▶ **EXCERPTED DATA**
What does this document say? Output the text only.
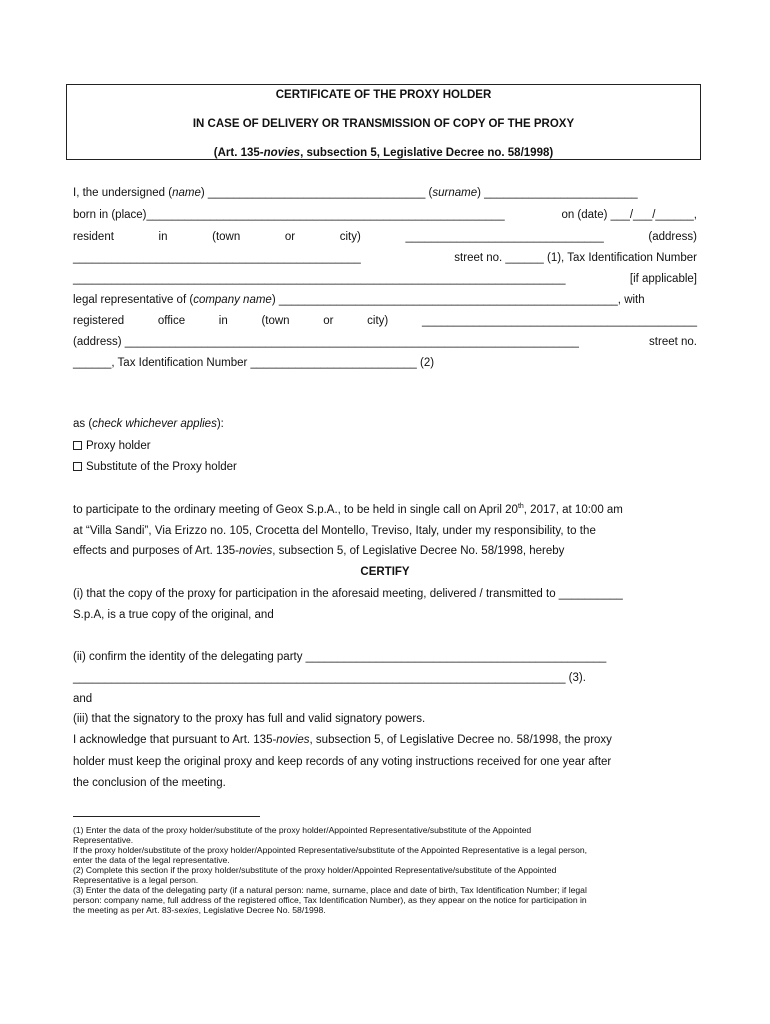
CERTIFICATE OF THE PROXY HOLDER
IN CASE OF DELIVERY OR TRANSMISSION OF COPY OF THE PROXY
(Art. 135-novies, subsection 5, Legislative Decree no. 58/1998)
I, the undersigned (name) __________________________________ (surname) ________________________
born in (place)________________________________________________________	on (date) ___/___/______,
resident	in	(town	or	city)	_______________________________	(address)
_____________________________________________	street no. ______ (1), Tax Identification Number
_____________________________________________________________________________	[if applicable]
legal representative of (company name) _____________________________________________________, with
registered	office	in	(town	or	city)	___________________________________________
(address) _______________________________________________________________________	street no.
______, Tax Identification Number __________________________ (2)
as (check whichever applies):
Proxy holder
Substitute of the Proxy holder
to participate to the ordinary meeting of Geox S.p.A., to be held in single call on April 20th, 2017, at 10:00 am
at “Villa Sandi”, Via Erizzo no. 105, Crocetta del Montello, Treviso, Italy, under my responsibility, to the
effects and purposes of Art. 135-novies, subsection 5, of Legislative Decree No. 58/1998, hereby
CERTIFY
(i) that the copy of the proxy for participation in the aforesaid meeting, delivered / transmitted to __________
S.p.A, is a true copy of the original, and
(ii) confirm the identity of the delegating party _______________________________________________
_____________________________________________________________________________ (3).
and
(iii) that the signatory to the proxy has full and valid signatory powers.
I acknowledge that pursuant to Art. 135-novies, subsection 5, of Legislative Decree no. 58/1998, the proxy
holder must keep the original proxy and keep records of any voting instructions received for one year after
the conclusion of the meeting.
(1) Enter the data of the proxy holder/substitute of the proxy holder/Appointed Representative/substitute of the Appointed
Representative.
If the proxy holder/substitute of the proxy holder/Appointed Representative/substitute of the Appointed Representative is a legal person,
enter the data of the legal representative.
(2) Complete this section if the proxy holder/substitute of the proxy holder/Appointed Representative/substitute of the Appointed
Representative is a legal person.
(3) Enter the data of the delegating party (if a natural person: name, surname, place and date of birth, Tax Identification Number; if legal
person: company name, full address of the registered office, Tax Identification Number), as they appear on the notice for participation in
the meeting as per Art. 83-sexies, Legislative Decree No. 58/1998.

▶ **GOAL**
Make an exact copy of every entry above, minus the images.

▶ **REPLY TO THE TASK**
What does this document say? Output the text only.
CERTIFICATE OF THE PROXY HOLDER
IN CASE OF DELIVERY OR TRANSMISSION OF COPY OF THE PROXY
(Art. 135-novies, subsection 5, Legislative Decree no. 58/1998)
I, the undersigned (name) __________________________________ (surname) ________________________
born in (place)________________________________________________________	on (date) ___/___/______,
resident	in	(town	or	city)	_______________________________	(address)
_____________________________________________	street no. ______ (1), Tax Identification Number
_____________________________________________________________________________	[if applicable]
legal representative of (company name) _____________________________________________________, with
registered	office	in	(town	or	city)	___________________________________________
(address) _______________________________________________________________________	street no.
______, Tax Identification Number __________________________ (2)
as (check whichever applies):
Proxy holder
Substitute of the Proxy holder
to participate to the ordinary meeting of Geox S.p.A., to be held in single call on April 20th, 2017, at 10:00 am
at “Villa Sandi”, Via Erizzo no. 105, Crocetta del Montello, Treviso, Italy, under my responsibility, to the
effects and purposes of Art. 135-novies, subsection 5, of Legislative Decree No. 58/1998, hereby
CERTIFY
(i) that the copy of the proxy for participation in the aforesaid meeting, delivered / transmitted to __________
S.p.A, is a true copy of the original, and
(ii) confirm the identity of the delegating party _______________________________________________
_____________________________________________________________________________ (3).
and
(iii) that the signatory to the proxy has full and valid signatory powers.
I acknowledge that pursuant to Art. 135-novies, subsection 5, of Legislative Decree no. 58/1998, the proxy
holder must keep the original proxy and keep records of any voting instructions received for one year after
the conclusion of the meeting.
(1) Enter the data of the proxy holder/substitute of the proxy holder/Appointed Representative/substitute of the Appointed
Representative.
If the proxy holder/substitute of the proxy holder/Appointed Representative/substitute of the Appointed Representative is a legal person,
enter the data of the legal representative.
(2) Complete this section if the proxy holder/substitute of the proxy holder/Appointed Representative/substitute of the Appointed
Representative is a legal person.
(3) Enter the data of the delegating party (if a natural person: name, surname, place and date of birth, Tax Identification Number; if legal
person: company name, full address of the registered office, Tax Identification Number), as they appear on the notice for participation in
the meeting as per Art. 83-sexies, Legislative Decree No. 58/1998.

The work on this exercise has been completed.